The request: Repeat the data verbatim.

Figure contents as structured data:
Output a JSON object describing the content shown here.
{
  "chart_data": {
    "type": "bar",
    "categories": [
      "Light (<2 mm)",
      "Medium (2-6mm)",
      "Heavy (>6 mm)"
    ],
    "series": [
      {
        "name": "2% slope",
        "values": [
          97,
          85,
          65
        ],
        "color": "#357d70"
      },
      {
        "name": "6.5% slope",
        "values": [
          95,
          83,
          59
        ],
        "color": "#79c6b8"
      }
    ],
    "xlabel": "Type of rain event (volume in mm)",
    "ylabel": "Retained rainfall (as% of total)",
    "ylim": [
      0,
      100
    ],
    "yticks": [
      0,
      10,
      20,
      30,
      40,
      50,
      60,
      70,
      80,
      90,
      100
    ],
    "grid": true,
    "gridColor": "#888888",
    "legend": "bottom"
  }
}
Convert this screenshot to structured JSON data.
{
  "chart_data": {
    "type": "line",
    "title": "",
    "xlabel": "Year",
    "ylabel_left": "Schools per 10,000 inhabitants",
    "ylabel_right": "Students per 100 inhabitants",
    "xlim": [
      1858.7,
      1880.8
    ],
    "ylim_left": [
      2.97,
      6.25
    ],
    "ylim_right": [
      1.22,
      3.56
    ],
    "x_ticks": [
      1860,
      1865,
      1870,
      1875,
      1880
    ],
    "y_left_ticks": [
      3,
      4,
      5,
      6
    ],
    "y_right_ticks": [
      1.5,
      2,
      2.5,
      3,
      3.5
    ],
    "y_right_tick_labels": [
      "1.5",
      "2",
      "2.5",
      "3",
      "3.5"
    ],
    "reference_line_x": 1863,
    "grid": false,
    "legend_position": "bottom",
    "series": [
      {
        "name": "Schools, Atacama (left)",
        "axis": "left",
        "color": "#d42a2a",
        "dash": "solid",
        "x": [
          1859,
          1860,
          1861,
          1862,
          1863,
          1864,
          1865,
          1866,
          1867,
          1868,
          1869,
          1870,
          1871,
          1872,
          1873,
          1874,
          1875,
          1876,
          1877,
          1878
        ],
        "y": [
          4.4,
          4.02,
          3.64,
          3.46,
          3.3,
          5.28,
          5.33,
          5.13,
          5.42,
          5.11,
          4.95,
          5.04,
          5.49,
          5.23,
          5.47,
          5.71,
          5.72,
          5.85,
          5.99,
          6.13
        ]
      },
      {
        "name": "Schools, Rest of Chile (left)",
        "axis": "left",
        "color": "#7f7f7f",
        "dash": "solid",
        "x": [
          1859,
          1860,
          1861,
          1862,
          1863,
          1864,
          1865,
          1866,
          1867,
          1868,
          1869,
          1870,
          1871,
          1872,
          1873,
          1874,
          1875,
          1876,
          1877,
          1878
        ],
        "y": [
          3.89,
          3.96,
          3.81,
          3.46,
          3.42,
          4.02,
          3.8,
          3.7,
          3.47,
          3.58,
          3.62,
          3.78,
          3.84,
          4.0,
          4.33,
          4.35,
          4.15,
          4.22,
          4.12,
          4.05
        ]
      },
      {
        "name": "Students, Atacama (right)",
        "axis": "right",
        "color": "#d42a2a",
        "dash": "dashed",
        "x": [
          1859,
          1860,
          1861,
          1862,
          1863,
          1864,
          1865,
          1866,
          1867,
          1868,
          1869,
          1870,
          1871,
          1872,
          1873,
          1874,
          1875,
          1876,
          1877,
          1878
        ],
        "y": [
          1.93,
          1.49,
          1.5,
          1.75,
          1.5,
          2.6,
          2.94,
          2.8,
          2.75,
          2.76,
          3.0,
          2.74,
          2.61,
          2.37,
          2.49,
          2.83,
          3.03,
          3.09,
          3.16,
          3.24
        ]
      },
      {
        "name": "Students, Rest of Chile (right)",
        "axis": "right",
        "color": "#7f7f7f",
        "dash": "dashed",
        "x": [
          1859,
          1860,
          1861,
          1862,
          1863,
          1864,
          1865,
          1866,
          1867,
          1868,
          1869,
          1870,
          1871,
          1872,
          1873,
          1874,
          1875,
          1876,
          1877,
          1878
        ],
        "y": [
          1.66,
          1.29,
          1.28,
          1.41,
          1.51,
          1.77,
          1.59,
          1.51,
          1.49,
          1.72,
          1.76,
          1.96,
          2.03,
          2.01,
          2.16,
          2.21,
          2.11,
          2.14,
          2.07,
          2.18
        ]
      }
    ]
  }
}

Written solution:
Output a JSON object describing the content shown here.
{
  "chart_data": {
    "type": "bar",
    "categories": [
      "Light (<2 mm)",
      "Medium (2-6mm)",
      "Heavy (>6 mm)"
    ],
    "series": [
      {
        "name": "2% slope",
        "values": [
          97,
          85,
          65
        ],
        "color": "#357d70"
      },
      {
        "name": "6.5% slope",
        "values": [
          95,
          83,
          59
        ],
        "color": "#79c6b8"
      }
    ],
    "xlabel": "Type of rain event (volume in mm)",
    "ylabel": "Retained rainfall (as% of total)",
    "ylim": [
      0,
      100
    ],
    "yticks": [
      0,
      10,
      20,
      30,
      40,
      50,
      60,
      70,
      80,
      90,
      100
    ],
    "grid": true,
    "gridColor": "#888888",
    "legend": "bottom"
  }
}
Convert this screenshot to structured JSON data.
{
  "chart_data": {
    "type": "line",
    "title": "",
    "xlabel": "Year",
    "ylabel_left": "Schools per 10,000 inhabitants",
    "ylabel_right": "Students per 100 inhabitants",
    "xlim": [
      1858.7,
      1880.8
    ],
    "ylim_left": [
      2.97,
      6.25
    ],
    "ylim_right": [
      1.22,
      3.56
    ],
    "x_ticks": [
      1860,
      1865,
      1870,
      1875,
      1880
    ],
    "y_left_ticks": [
      3,
      4,
      5,
      6
    ],
    "y_right_ticks": [
      1.5,
      2,
      2.5,
      3,
      3.5
    ],
    "y_right_tick_labels": [
      "1.5",
      "2",
      "2.5",
      "3",
      "3.5"
    ],
    "reference_line_x": 1863,
    "grid": false,
    "legend_position": "bottom",
    "series": [
      {
        "name": "Schools, Atacama (left)",
        "axis": "left",
        "color": "#d42a2a",
        "dash": "solid",
        "x": [
          1859,
          1860,
          1861,
          1862,
          1863,
          1864,
          1865,
          1866,
          1867,
          1868,
          1869,
          1870,
          1871,
          1872,
          1873,
          1874,
          1875,
          1876,
          1877,
          1878
        ],
        "y": [
          4.4,
          4.02,
          3.64,
          3.46,
          3.3,
          5.28,
          5.33,
          5.13,
          5.42,
          5.11,
          4.95,
          5.04,
          5.49,
          5.23,
          5.47,
          5.71,
          5.72,
          5.85,
          5.99,
          6.13
        ]
      },
      {
        "name": "Schools, Rest of Chile (left)",
        "axis": "left",
        "color": "#7f7f7f",
        "dash": "solid",
        "x": [
          1859,
          1860,
          1861,
          1862,
          1863,
          1864,
          1865,
          1866,
          1867,
          1868,
          1869,
          1870,
          1871,
          1872,
          1873,
          1874,
          1875,
          1876,
          1877,
          1878
        ],
        "y": [
          3.89,
          3.96,
          3.81,
          3.46,
          3.42,
          4.02,
          3.8,
          3.7,
          3.47,
          3.58,
          3.62,
          3.78,
          3.84,
          4.0,
          4.33,
          4.35,
          4.15,
          4.22,
          4.12,
          4.05
        ]
      },
      {
        "name": "Students, Atacama (right)",
        "axis": "right",
        "color": "#d42a2a",
        "dash": "dashed",
        "x": [
          1859,
          1860,
          1861,
          1862,
          1863,
          1864,
          1865,
          1866,
          1867,
          1868,
          1869,
          1870,
          1871,
          1872,
          1873,
          1874,
          1875,
          1876,
          1877,
          1878
        ],
        "y": [
          1.93,
          1.49,
          1.5,
          1.75,
          1.5,
          2.6,
          2.94,
          2.8,
          2.75,
          2.76,
          3.0,
          2.74,
          2.61,
          2.37,
          2.49,
          2.83,
          3.03,
          3.09,
          3.16,
          3.24
        ]
      },
      {
        "name": "Students, Rest of Chile (right)",
        "axis": "right",
        "color": "#7f7f7f",
        "dash": "dashed",
        "x": [
          1859,
          1860,
          1861,
          1862,
          1863,
          1864,
          1865,
          1866,
          1867,
          1868,
          1869,
          1870,
          1871,
          1872,
          1873,
          1874,
          1875,
          1876,
          1877,
          1878
        ],
        "y": [
          1.66,
          1.29,
          1.28,
          1.41,
          1.51,
          1.77,
          1.59,
          1.51,
          1.49,
          1.72,
          1.76,
          1.96,
          2.03,
          2.01,
          2.16,
          2.21,
          2.11,
          2.14,
          2.07,
          2.18
        ]
      }
    ]
  }
}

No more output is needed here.